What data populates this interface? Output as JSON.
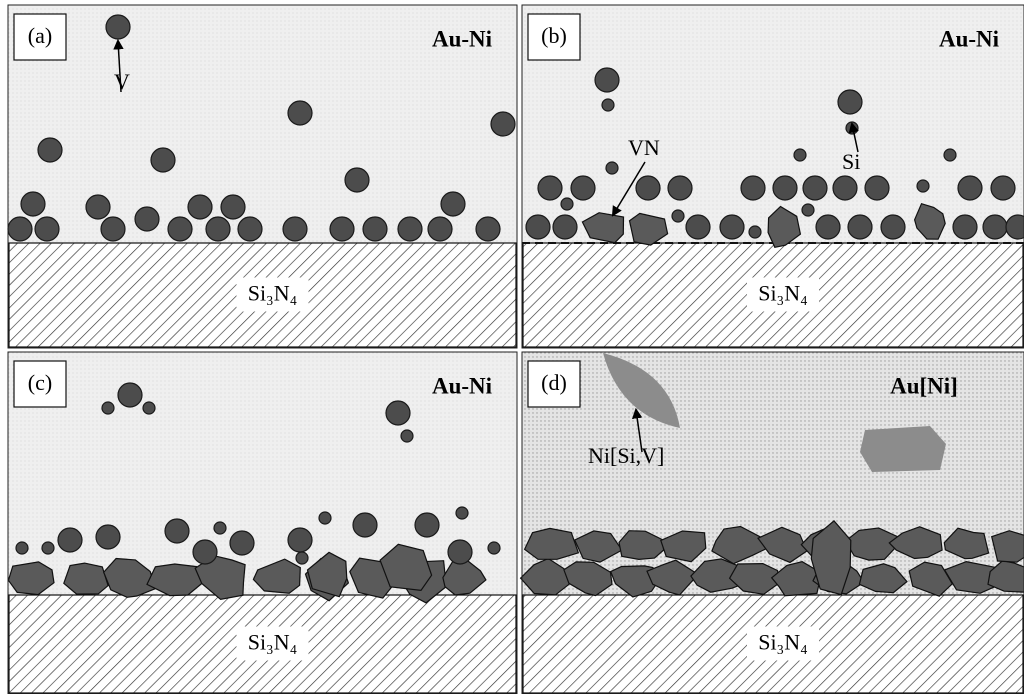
{
  "panels": [
    {
      "label": "(a)",
      "matrix": "Au-Ni",
      "substrate": "Si₃N₄",
      "annotations": [
        "V"
      ]
    },
    {
      "label": "(b)",
      "matrix": "Au-Ni",
      "substrate": "Si₃N₄",
      "annotations": [
        "VN",
        "Si"
      ]
    },
    {
      "label": "(c)",
      "matrix": "Au-Ni",
      "substrate": "Si₃N₄"
    },
    {
      "label": "(d)",
      "matrix": "Au[Ni]",
      "substrate": "Si₃N₄",
      "annotations": [
        "Ni[Si,V]"
      ]
    }
  ]
}
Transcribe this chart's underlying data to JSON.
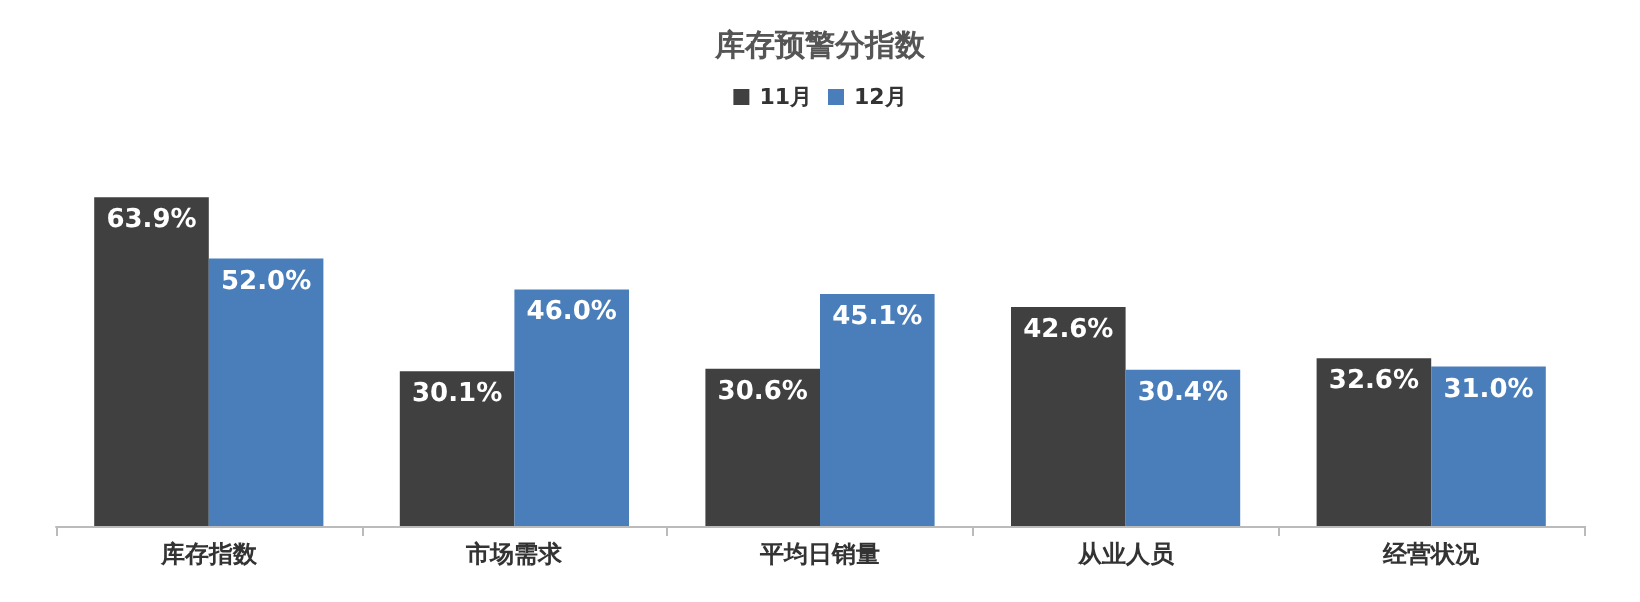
{
  "chart_data": {
    "type": "bar",
    "title": "库存预警分指数",
    "categories": [
      "库存指数",
      "市场需求",
      "平均日销量",
      "从业人员",
      "经营状况"
    ],
    "series": [
      {
        "name": "11月",
        "color": "#404040",
        "values": [
          63.9,
          30.1,
          30.6,
          42.6,
          32.6
        ],
        "value_labels": [
          "63.9%",
          "30.1%",
          "30.6%",
          "42.6%",
          "32.6%"
        ]
      },
      {
        "name": "12月",
        "color": "#4a7ebb",
        "values": [
          52.0,
          46.0,
          45.1,
          30.4,
          31.0
        ],
        "value_labels": [
          "52.0%",
          "46.0%",
          "45.1%",
          "30.4%",
          "31.0%"
        ]
      }
    ],
    "legend": "top"
  }
}
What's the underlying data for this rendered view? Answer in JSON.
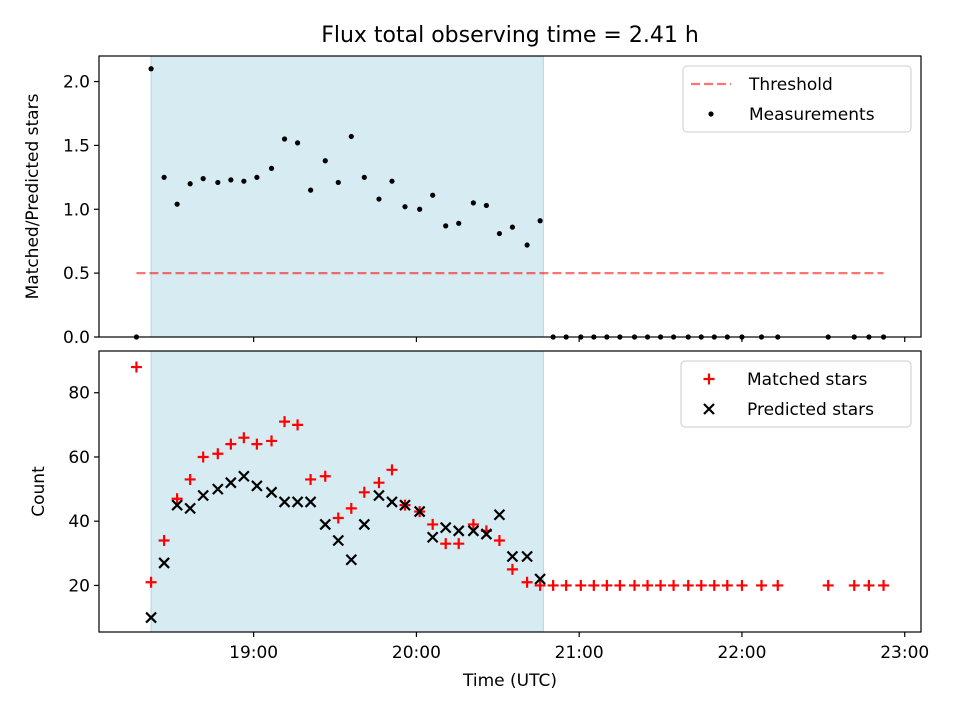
{
  "figure_title": "Flux total observing time = 2.41 h",
  "colors": {
    "shade": "#add8e6",
    "threshold": "#ff0000",
    "measurements": "#000000",
    "matched": "#ff0000",
    "predicted": "#000000"
  },
  "chart_data": [
    {
      "type": "scatter",
      "title": "Flux total observing time = 2.41 h",
      "xlabel": "",
      "ylabel": "Matched/Predicted stars",
      "xlim": [
        18.05,
        23.1
      ],
      "ylim": [
        0,
        2.2
      ],
      "yticks": [
        0.0,
        0.5,
        1.0,
        1.5,
        2.0
      ],
      "yticklabels": [
        "0.0",
        "0.5",
        "1.0",
        "1.5",
        "2.0"
      ],
      "shaded_span": [
        18.37,
        20.78
      ],
      "threshold_line": {
        "y": 0.5,
        "x": [
          18.28,
          22.87
        ],
        "label": "Threshold"
      },
      "legend_position": "upper right",
      "legend": [
        "Threshold",
        "Measurements"
      ],
      "series": [
        {
          "name": "Measurements",
          "marker": "dot",
          "x": [
            18.28,
            18.37,
            18.45,
            18.53,
            18.61,
            18.69,
            18.78,
            18.86,
            18.94,
            19.02,
            19.11,
            19.19,
            19.27,
            19.35,
            19.44,
            19.52,
            19.6,
            19.68,
            19.77,
            19.85,
            19.93,
            20.02,
            20.1,
            20.18,
            20.26,
            20.35,
            20.43,
            20.51,
            20.59,
            20.68,
            20.76,
            20.84,
            20.92,
            21.01,
            21.09,
            21.17,
            21.25,
            21.34,
            21.42,
            21.5,
            21.58,
            21.67,
            21.75,
            21.83,
            21.91,
            22.0,
            22.12,
            22.22,
            22.53,
            22.69,
            22.78,
            22.87
          ],
          "y": [
            0.0,
            2.1,
            1.25,
            1.04,
            1.2,
            1.24,
            1.21,
            1.23,
            1.22,
            1.25,
            1.32,
            1.55,
            1.52,
            1.15,
            1.38,
            1.21,
            1.57,
            1.25,
            1.08,
            1.22,
            1.02,
            1.0,
            1.11,
            0.87,
            0.89,
            1.05,
            1.03,
            0.81,
            0.86,
            0.72,
            0.91,
            0.0,
            0.0,
            0.0,
            0.0,
            0.0,
            0.0,
            0.0,
            0.0,
            0.0,
            0.0,
            0.0,
            0.0,
            0.0,
            0.0,
            0.0,
            0.0,
            0.0,
            0.0,
            0.0,
            0.0,
            0.0
          ]
        }
      ]
    },
    {
      "type": "scatter",
      "title": "",
      "xlabel": "Time (UTC)",
      "ylabel": "Count",
      "xlim": [
        18.05,
        23.1
      ],
      "ylim": [
        5.5,
        93
      ],
      "xticks": [
        19,
        20,
        21,
        22,
        23
      ],
      "xticklabels": [
        "19:00",
        "20:00",
        "21:00",
        "22:00",
        "23:00"
      ],
      "yticks": [
        20,
        40,
        60,
        80
      ],
      "yticklabels": [
        "20",
        "40",
        "60",
        "80"
      ],
      "shaded_span": [
        18.37,
        20.78
      ],
      "legend_position": "upper right",
      "legend": [
        "Matched stars",
        "Predicted stars"
      ],
      "series": [
        {
          "name": "Matched stars",
          "marker": "plus",
          "x": [
            18.28,
            18.37,
            18.45,
            18.53,
            18.61,
            18.69,
            18.78,
            18.86,
            18.94,
            19.02,
            19.11,
            19.19,
            19.27,
            19.35,
            19.44,
            19.52,
            19.6,
            19.68,
            19.77,
            19.85,
            19.93,
            20.02,
            20.1,
            20.18,
            20.26,
            20.35,
            20.43,
            20.51,
            20.59,
            20.68,
            20.76,
            20.84,
            20.92,
            21.01,
            21.09,
            21.17,
            21.25,
            21.34,
            21.42,
            21.5,
            21.58,
            21.67,
            21.75,
            21.83,
            21.91,
            22.0,
            22.12,
            22.22,
            22.53,
            22.69,
            22.78,
            22.87
          ],
          "y": [
            88,
            21,
            34,
            47,
            53,
            60,
            61,
            64,
            66,
            64,
            65,
            71,
            70,
            53,
            54,
            41,
            44,
            49,
            52,
            56,
            45,
            43,
            39,
            33,
            33,
            39,
            37,
            34,
            25,
            21,
            20,
            20,
            20,
            20,
            20,
            20,
            20,
            20,
            20,
            20,
            20,
            20,
            20,
            20,
            20,
            20,
            20,
            20,
            20,
            20,
            20,
            20
          ]
        },
        {
          "name": "Predicted stars",
          "marker": "x",
          "x": [
            18.37,
            18.45,
            18.53,
            18.61,
            18.69,
            18.78,
            18.86,
            18.94,
            19.02,
            19.11,
            19.19,
            19.27,
            19.35,
            19.44,
            19.52,
            19.6,
            19.68,
            19.77,
            19.85,
            19.93,
            20.02,
            20.1,
            20.18,
            20.26,
            20.35,
            20.43,
            20.51,
            20.59,
            20.68,
            20.76
          ],
          "y": [
            10,
            27,
            45,
            44,
            48,
            50,
            52,
            54,
            51,
            49,
            46,
            46,
            46,
            39,
            34,
            28,
            39,
            48,
            46,
            45,
            43,
            35,
            38,
            37,
            37,
            36,
            42,
            29,
            29,
            22
          ]
        }
      ]
    }
  ]
}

◆ **Objective**
Among these entries, how many lines include the string "ylabel"? Reply with the number by itself.

◆ **Correct output**
2